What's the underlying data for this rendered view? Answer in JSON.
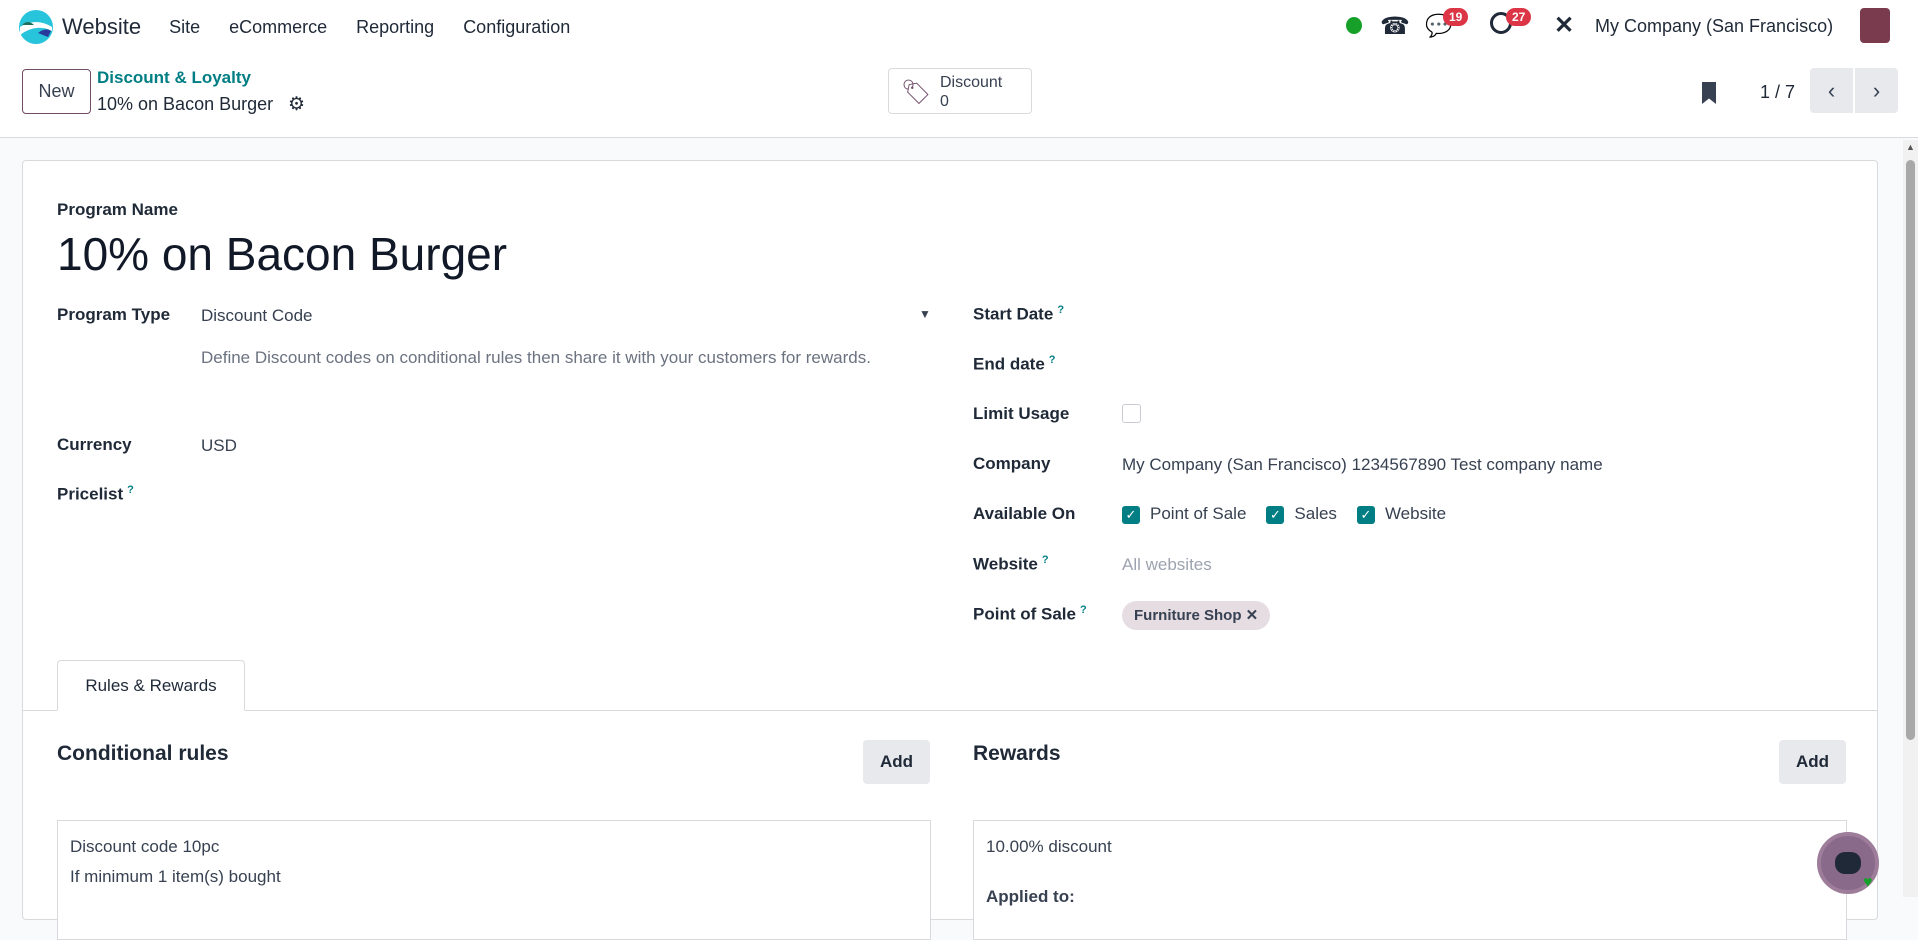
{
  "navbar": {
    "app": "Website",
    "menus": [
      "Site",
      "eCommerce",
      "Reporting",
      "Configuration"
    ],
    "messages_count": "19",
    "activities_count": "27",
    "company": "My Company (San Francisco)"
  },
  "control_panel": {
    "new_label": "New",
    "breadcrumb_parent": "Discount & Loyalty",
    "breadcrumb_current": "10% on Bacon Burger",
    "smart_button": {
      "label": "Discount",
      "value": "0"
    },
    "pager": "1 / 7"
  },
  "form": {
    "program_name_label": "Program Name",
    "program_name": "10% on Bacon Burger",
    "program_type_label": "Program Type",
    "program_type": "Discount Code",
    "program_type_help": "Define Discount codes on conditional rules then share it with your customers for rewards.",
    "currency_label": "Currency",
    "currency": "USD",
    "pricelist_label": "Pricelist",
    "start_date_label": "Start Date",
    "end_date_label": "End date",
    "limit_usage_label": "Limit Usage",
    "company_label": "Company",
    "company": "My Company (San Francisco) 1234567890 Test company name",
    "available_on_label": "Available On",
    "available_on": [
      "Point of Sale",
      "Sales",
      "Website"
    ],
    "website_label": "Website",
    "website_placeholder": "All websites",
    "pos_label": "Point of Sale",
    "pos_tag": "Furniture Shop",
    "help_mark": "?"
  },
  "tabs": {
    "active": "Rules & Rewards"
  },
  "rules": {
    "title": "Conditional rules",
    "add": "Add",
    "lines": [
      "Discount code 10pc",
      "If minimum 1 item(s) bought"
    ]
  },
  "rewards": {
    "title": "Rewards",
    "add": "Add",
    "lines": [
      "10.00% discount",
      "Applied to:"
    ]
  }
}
--*--
Go over the records above line by line and count those holding the word "title". Reply only with the number.

[IN RESPONSE]: 2